__What you will do__.
Extract all of the entries and give them again, word for word.
-- BEGIN Provided records --
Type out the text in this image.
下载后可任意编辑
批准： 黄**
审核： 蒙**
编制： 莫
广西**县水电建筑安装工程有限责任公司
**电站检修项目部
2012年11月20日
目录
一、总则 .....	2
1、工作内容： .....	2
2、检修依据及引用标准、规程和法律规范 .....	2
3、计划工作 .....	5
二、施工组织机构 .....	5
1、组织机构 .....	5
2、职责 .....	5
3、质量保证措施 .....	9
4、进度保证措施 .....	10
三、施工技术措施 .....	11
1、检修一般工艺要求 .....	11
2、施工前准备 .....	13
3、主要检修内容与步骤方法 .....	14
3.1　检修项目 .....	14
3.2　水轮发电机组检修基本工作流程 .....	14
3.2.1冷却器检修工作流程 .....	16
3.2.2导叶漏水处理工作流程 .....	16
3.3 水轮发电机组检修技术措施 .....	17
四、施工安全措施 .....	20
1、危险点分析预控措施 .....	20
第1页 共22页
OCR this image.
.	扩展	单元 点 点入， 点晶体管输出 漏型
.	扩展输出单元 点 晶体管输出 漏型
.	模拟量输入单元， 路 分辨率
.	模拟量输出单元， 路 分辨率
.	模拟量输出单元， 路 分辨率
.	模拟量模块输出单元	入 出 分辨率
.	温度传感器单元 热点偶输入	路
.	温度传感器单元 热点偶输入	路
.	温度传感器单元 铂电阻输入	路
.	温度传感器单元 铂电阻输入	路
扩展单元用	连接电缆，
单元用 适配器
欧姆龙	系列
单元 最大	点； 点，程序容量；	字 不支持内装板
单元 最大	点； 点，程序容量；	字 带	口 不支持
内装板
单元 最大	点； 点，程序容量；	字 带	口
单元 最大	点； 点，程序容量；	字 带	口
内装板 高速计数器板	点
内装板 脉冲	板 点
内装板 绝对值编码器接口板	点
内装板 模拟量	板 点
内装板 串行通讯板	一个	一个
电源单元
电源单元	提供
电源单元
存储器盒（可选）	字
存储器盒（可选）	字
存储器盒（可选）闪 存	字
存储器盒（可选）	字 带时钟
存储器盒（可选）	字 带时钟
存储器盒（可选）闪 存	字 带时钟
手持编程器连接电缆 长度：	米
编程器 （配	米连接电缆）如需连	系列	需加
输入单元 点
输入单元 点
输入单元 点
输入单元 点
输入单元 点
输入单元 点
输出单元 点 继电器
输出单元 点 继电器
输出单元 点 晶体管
-- END Provided records --
__Exercise solution__.
Type out the text in this image.
下载后可任意编辑
批准： 黄**
审核： 蒙**
编制： 莫
广西**县水电建筑安装工程有限责任公司
**电站检修项目部
2012年11月20日
目录
一、总则 .....	2
1、工作内容： .....	2
2、检修依据及引用标准、规程和法律规范 .....	2
3、计划工作 .....	5
二、施工组织机构 .....	5
1、组织机构 .....	5
2、职责 .....	5
3、质量保证措施 .....	9
4、进度保证措施 .....	10
三、施工技术措施 .....	11
1、检修一般工艺要求 .....	11
2、施工前准备 .....	13
3、主要检修内容与步骤方法 .....	14
3.1　检修项目 .....	14
3.2　水轮发电机组检修基本工作流程 .....	14
3.2.1冷却器检修工作流程 .....	16
3.2.2导叶漏水处理工作流程 .....	16
3.3 水轮发电机组检修技术措施 .....	17
四、施工安全措施 .....	20
1、危险点分析预控措施 .....	20
第1页 共22页
OCR this image.
.	扩展	单元 点 点入， 点晶体管输出 漏型
.	扩展输出单元 点 晶体管输出 漏型
.	模拟量输入单元， 路 分辨率
.	模拟量输出单元， 路 分辨率
.	模拟量输出单元， 路 分辨率
.	模拟量模块输出单元	入 出 分辨率
.	温度传感器单元 热点偶输入	路
.	温度传感器单元 热点偶输入	路
.	温度传感器单元 铂电阻输入	路
.	温度传感器单元 铂电阻输入	路
扩展单元用	连接电缆，
单元用 适配器
欧姆龙	系列
单元 最大	点； 点，程序容量；	字 不支持内装板
单元 最大	点； 点，程序容量；	字 带	口 不支持
内装板
单元 最大	点； 点，程序容量；	字 带	口
单元 最大	点； 点，程序容量；	字 带	口
内装板 高速计数器板	点
内装板 脉冲	板 点
内装板 绝对值编码器接口板	点
内装板 模拟量	板 点
内装板 串行通讯板	一个	一个
电源单元
电源单元	提供
电源单元
存储器盒（可选）	字
存储器盒（可选）	字
存储器盒（可选）闪 存	字
存储器盒（可选）	字 带时钟
存储器盒（可选）	字 带时钟
存储器盒（可选）闪 存	字 带时钟
手持编程器连接电缆 长度：	米
编程器 （配	米连接电缆）如需连	系列	需加
输入单元 点
输入单元 点
输入单元 点
输入单元 点
输入单元 点
输入单元 点
输出单元 点 继电器
输出单元 点 继电器
输出单元 点 晶体管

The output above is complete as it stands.